----- TEXT PROVIDED

Technorati Tags are a Lousy Kludge

As most bloggers know, it’s becoming increasingly de rigeur to describe each blog entry with Technorati tags. As the site itself explains, “think of a tag as a simple category name. People can categorize their posts, photos, and links with any tag that makes sense.” For example, I might have tagged the previous entry like this:

Technorati Tags:
, , , , , ,

In theory, they’re a means to describe your own content. More practically, though, they’re a way of increasing traffic from tag-savvy visitors. And you know what?

They suck.

Why do I need words to describe the words I’ve already written? Why must I artificially categorize my text content?

I’ll tell you why. Technology has failed us. It’s 2005, and we still don’t have software that can read the previous entry and say something like “This is a short, critical account of two video clips. One is from an independent vlog called Rocketboom, while the other is from CNN. Darren likes them both, admiring the first one’s courage and the second one’s journalistic integrity.” [more]

Instead, we’ve got the Cro-Magnon shotgun of tags. We’ve got nouns trotting across our page like a first-year’s bad found poem. We’ve got a technology wide, wide open to tag spam, and one that rewards the tag-friendly early adopters instead of the insightful, analytical and creative.

So, guys from Technorati (and the rest of you as well), you’re trying to solve the wrong problem with your new blog finder. Go off and teach your computers how to read. Teach them how to understand what I’ve written without my having to get all post-modern.

----------
----- EXTRACTED RECORDS

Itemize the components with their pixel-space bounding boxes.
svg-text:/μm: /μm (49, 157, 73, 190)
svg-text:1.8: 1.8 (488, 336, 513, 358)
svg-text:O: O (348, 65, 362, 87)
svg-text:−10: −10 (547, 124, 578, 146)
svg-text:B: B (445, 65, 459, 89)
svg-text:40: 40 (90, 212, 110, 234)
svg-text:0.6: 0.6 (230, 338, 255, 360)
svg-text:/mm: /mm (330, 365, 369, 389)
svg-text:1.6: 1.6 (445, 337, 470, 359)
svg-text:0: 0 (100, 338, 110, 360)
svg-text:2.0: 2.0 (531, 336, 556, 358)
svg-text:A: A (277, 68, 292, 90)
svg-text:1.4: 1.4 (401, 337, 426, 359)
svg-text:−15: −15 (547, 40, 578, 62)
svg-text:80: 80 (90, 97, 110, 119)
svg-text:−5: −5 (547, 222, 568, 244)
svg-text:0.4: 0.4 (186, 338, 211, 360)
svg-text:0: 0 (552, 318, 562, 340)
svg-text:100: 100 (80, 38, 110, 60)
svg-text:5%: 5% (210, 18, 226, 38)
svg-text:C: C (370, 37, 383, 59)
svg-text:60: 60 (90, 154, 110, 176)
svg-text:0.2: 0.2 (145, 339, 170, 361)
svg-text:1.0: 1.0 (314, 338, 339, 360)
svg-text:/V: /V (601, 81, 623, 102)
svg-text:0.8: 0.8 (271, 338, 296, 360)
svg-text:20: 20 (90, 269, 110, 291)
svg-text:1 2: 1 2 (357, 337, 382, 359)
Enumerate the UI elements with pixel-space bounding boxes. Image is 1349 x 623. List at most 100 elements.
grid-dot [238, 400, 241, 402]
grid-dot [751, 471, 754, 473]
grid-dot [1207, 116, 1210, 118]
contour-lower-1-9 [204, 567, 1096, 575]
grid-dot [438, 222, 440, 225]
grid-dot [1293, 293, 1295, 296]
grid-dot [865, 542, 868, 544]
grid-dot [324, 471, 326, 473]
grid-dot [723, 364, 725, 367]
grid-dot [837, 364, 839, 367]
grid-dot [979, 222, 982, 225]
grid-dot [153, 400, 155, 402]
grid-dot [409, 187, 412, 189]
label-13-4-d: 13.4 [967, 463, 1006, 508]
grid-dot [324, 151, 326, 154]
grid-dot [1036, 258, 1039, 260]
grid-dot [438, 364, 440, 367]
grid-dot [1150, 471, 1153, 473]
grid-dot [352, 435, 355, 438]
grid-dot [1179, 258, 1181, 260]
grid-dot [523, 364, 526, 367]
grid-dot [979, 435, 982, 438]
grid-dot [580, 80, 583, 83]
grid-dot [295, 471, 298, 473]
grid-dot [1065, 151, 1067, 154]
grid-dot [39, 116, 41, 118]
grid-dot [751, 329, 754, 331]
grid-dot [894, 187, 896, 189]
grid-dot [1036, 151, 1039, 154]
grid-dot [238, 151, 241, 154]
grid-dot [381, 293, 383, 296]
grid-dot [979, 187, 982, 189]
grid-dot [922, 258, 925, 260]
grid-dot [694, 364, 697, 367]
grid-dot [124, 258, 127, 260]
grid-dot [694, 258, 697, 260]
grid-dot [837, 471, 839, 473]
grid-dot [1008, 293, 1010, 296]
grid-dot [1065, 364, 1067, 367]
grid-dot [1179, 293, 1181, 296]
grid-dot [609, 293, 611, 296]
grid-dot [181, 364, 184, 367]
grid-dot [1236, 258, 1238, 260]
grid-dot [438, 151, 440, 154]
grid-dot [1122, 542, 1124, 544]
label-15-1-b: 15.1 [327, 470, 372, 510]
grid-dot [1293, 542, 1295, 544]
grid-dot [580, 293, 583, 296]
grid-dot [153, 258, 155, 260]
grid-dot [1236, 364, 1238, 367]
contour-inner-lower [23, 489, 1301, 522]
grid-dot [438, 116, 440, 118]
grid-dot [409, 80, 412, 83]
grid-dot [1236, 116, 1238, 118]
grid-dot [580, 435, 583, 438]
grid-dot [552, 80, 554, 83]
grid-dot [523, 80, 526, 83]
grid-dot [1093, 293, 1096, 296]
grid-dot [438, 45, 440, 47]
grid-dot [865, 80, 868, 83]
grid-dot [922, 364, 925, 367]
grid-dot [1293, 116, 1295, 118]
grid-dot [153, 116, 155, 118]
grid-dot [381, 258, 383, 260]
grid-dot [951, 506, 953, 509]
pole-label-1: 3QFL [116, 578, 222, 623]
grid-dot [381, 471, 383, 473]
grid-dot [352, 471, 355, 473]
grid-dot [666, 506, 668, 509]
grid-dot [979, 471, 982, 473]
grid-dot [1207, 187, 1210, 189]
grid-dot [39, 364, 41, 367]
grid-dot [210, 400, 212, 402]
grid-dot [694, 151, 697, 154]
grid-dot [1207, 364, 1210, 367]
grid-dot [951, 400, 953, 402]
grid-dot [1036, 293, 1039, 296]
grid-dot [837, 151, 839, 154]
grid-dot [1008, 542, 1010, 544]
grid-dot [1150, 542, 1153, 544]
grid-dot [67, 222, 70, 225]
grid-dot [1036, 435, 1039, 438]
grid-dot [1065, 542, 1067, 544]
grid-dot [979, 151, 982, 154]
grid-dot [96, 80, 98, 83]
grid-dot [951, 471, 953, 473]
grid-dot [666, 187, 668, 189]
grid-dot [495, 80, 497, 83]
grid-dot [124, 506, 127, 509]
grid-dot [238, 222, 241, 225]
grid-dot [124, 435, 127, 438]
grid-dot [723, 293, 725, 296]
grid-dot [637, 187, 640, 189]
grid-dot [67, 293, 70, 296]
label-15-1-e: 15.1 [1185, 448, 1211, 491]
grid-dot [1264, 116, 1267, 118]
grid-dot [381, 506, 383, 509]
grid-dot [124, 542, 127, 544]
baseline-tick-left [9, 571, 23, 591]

----------

SET TASKS:
a. In the post on Technorati tags, how does the site itself say to think of a tag?
b. Please transcribe the post on Technorati tags from "Technorati Tags are" to "my text content?".

RESPONSES IN ORDER:
a. As a simple category name.

b.
Technorati Tags are a Lousy Kludge

As most bloggers know, it’s becoming increasingly de rigeur to describe each blog entry with Technorati tags. As the site itself explains, “think of a tag as a simple category name. People can categorize their posts, photos, and links with any tag that makes sense.” For example, I might have tagged the previous entry like this:

Technorati Tags:
, , , , , ,

In theory, they’re a means to describe your own content. More practically, though, they’re a way of increasing traffic from tag-savvy visitors. And you know what?

They suck.

Why do I need words to describe the words I’ve already written? Why must I artificially categorize my text content?